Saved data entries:
## Start

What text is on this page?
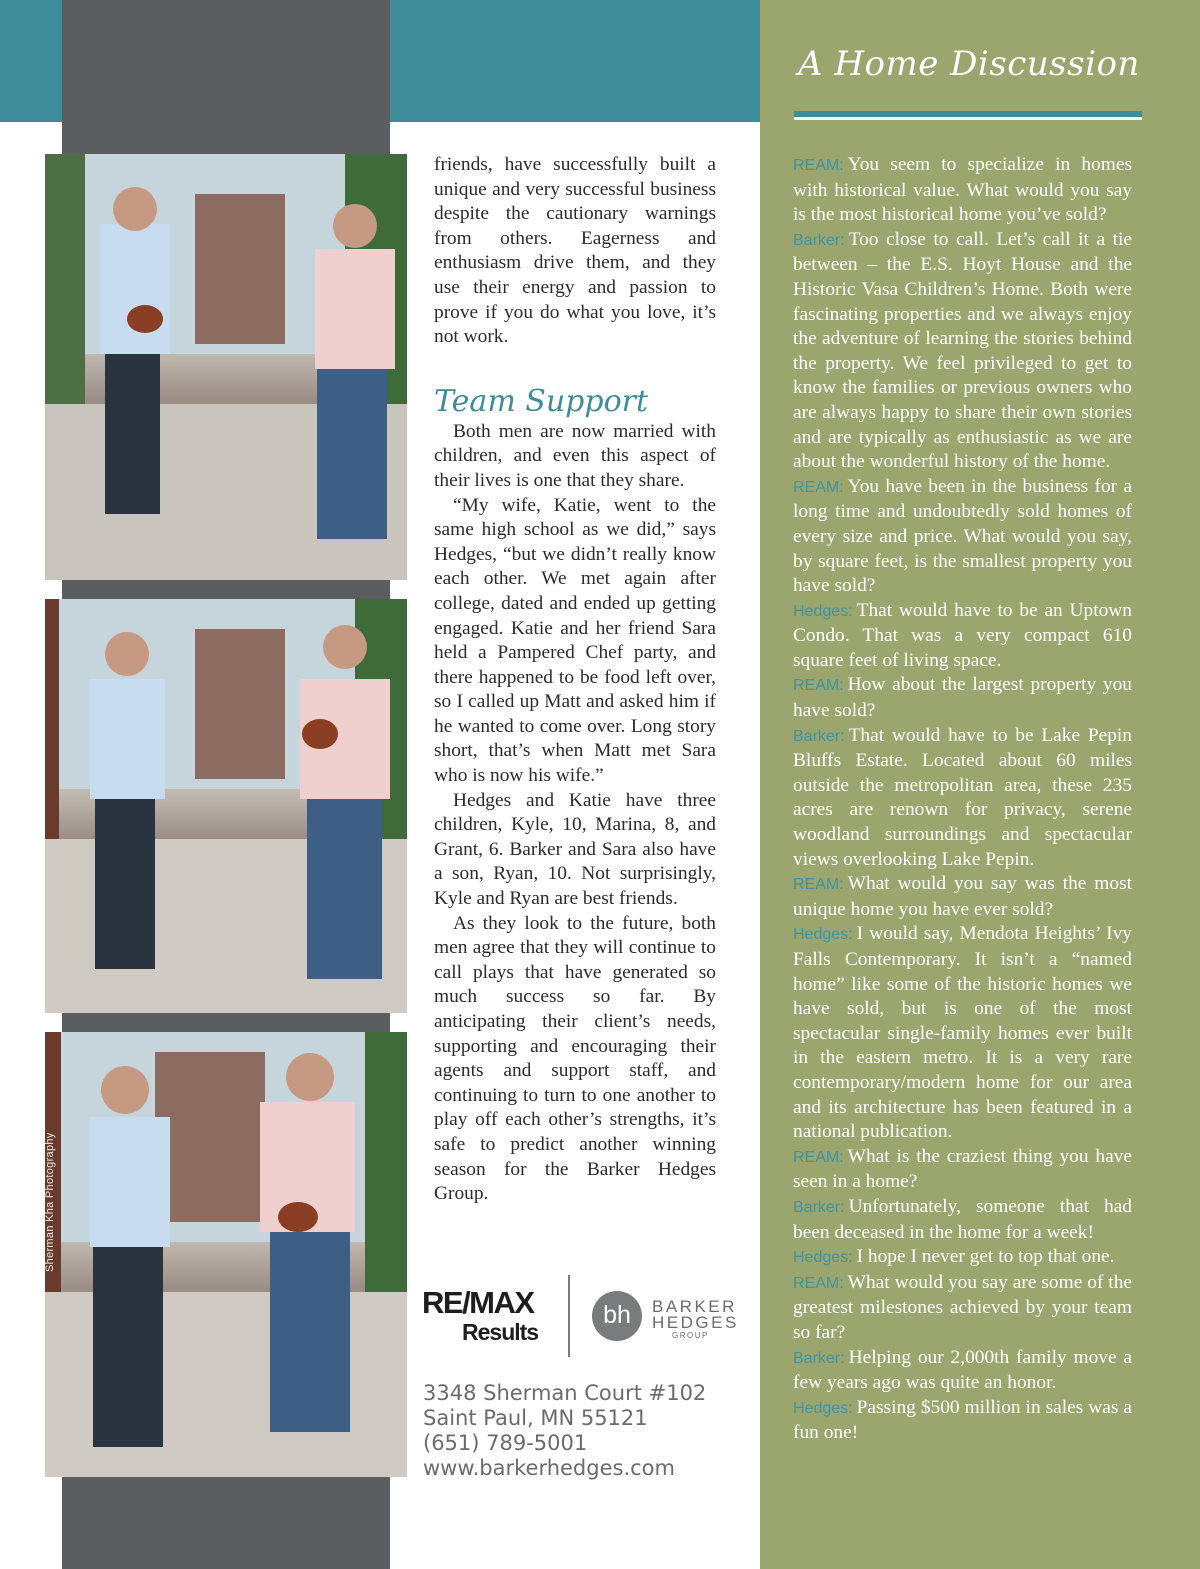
A Home Discussion
Sherman Kha Photography

friends, have successfully built a unique and very successful business despite the cautionary warnings from others. Eagerness and enthusiasm drive them, and they use their energy and passion to prove if you do what you love, it’s not work.

Team Support

Both men are now married with children, and even this aspect of their lives is one that they share.

“My wife, Katie, went to the same high school as we did,” says Hedges, “but we didn’t really know each other. We met again after college, dated and ended up getting engaged. Katie and her friend Sara held a Pampered Chef party, and there happened to be food left over, so I called up Matt and asked him if he wanted to come over. Long story short, that’s when Matt met Sara who is now his wife.”

Hedges and Katie have three children, Kyle, 10, Marina, 8, and Grant, 6. Barker and Sara also have a son, Ryan, 10. Not surprisingly, Kyle and Ryan are best friends.

As they look to the future, both men agree that they will continue to call plays that have generated so much success so far. By anticipating their client’s needs, supporting and encouraging their agents and support staff, and continuing to turn to one another to play off each other’s strengths, it’s safe to predict another winning season for the Barker Hedges Group.

RE/MAX
Results
bh	BARKER
HEDGES
GROUP
3348 Sherman Court #102
Saint Paul, MN 55121
(651) 789-5001
www.barkerhedges.com

REAM: You seem to specialize in homes with historical value. What would you say is the most historical home you’ve sold?

Barker: Too close to call. Let’s call it a tie between – the E.S. Hoyt House and the Historic Vasa Children’s Home. Both were fascinating properties and we always enjoy the adventure of learning the stories behind the property. We feel privileged to get to know the families or previous owners who are always happy to share their own stories and are typically as enthusiastic as we are about the wonderful history of the home.

REAM: You have been in the business for a long time and undoubtedly sold homes of every size and price. What would you say, by square feet, is the smallest property you have sold?

Hedges: That would have to be an Uptown Condo. That was a very compact 610 square feet of living space.

REAM: How about the largest property you have sold?

Barker: That would have to be Lake Pepin Bluffs Estate. Located about 60 miles outside the metropolitan area, these 235 acres are renown for privacy, serene woodland surroundings and spectacular views overlooking Lake Pepin.

REAM: What would you say was the most unique home you have ever sold?

Hedges: I would say, Mendota Heights’ Ivy Falls Contemporary. It isn’t a “named home” like some of the historic homes we have sold, but is one of the most spectacular single-family homes ever built in the eastern metro. It is a very rare contemporary/modern home for our area and its architecture has been featured in a national publication.

REAM: What is the craziest thing you have seen in a home?

Barker: Unfortunately, someone that had been deceased in the home for a week!

Hedges: I hope I never get to top that one.

REAM: What would you say are some of the greatest milestones achieved by your team so far?

Barker: Helping our 2,000th family move a few years ago was quite an honor.

Hedges: Passing $500 million in sales was a fun one!
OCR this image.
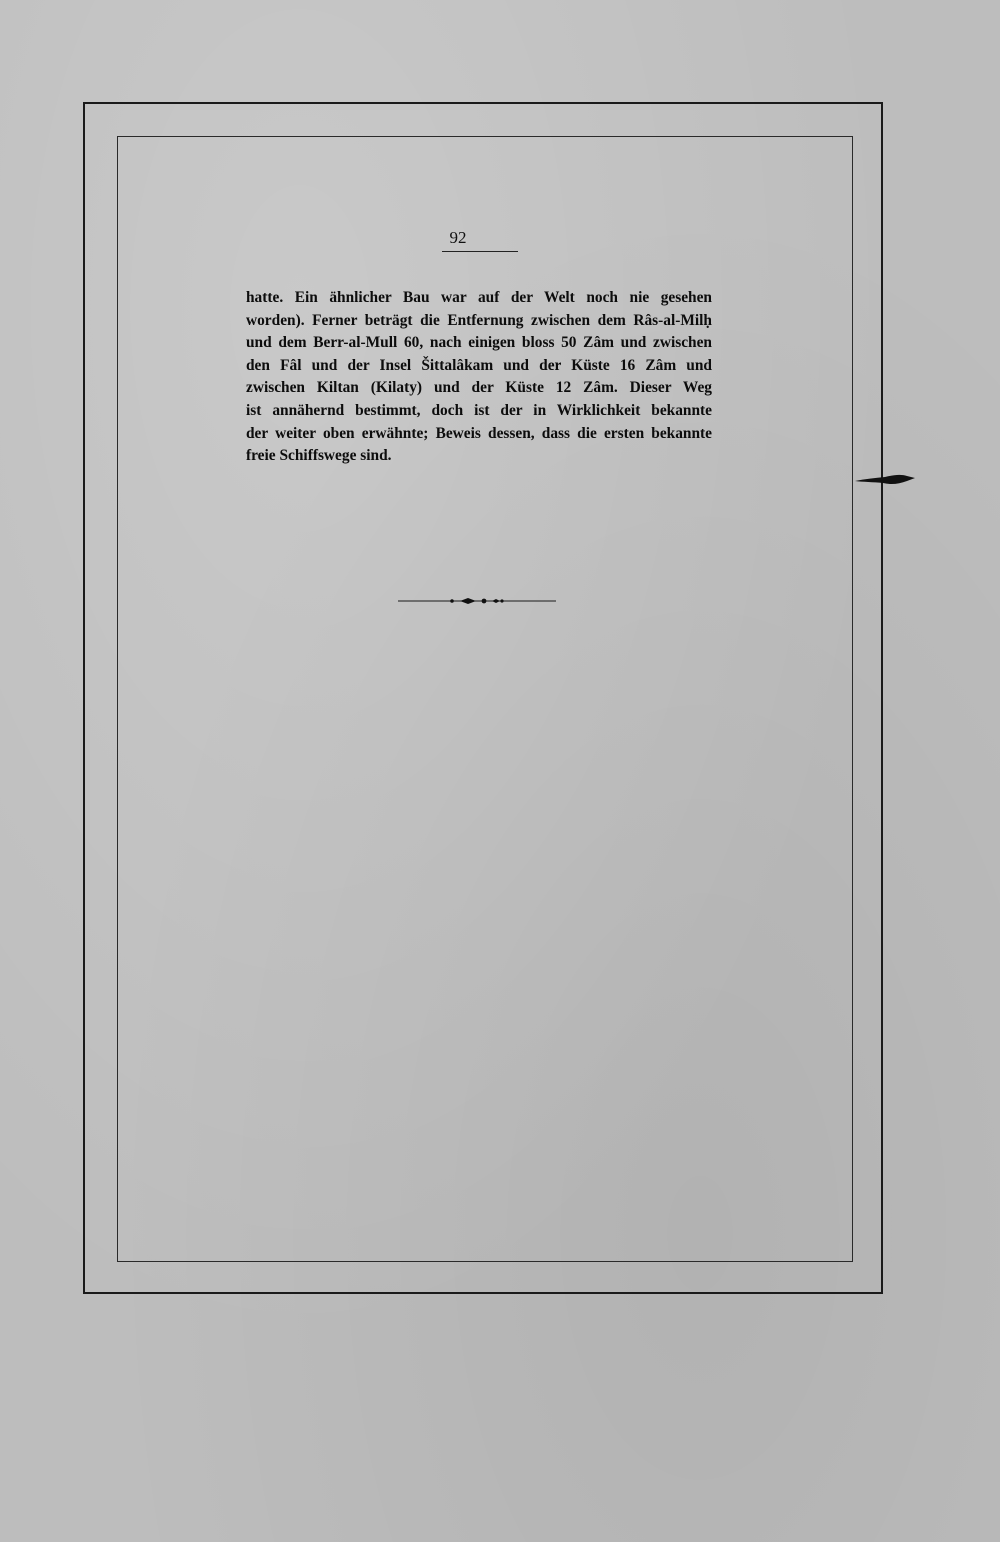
92
hatte. Ein ähnlicher Bau war auf der Welt noch nie gesehen
worden). Ferner beträgt die Entfernung zwischen dem Râs-al-Milḥ
und dem Berr-al-Mull 60, nach einigen bloss 50 Zâm und zwischen
den Fâl und der Insel Šittalâkam und der Küste 16 Zâm und
zwischen Kiltan (Kilaty) und der Küste 12 Zâm. Dieser Weg
ist annähernd bestimmt, doch ist der in Wirklichkeit bekannte
der weiter oben erwähnte; Beweis dessen, dass die ersten bekannte
freie Schiffswege sind.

## End

### TASK OBJECTIVE
Your task is to list each line of the records with the word "zwischen".

### WRITTEN RESPONSE
worden). Ferner beträgt die Entfernung zwischen dem Râs-al-Milḥ
und dem Berr-al-Mull 60, nach einigen bloss 50 Zâm und zwischen
zwischen Kiltan (Kilaty) und der Küste 12 Zâm. Dieser Weg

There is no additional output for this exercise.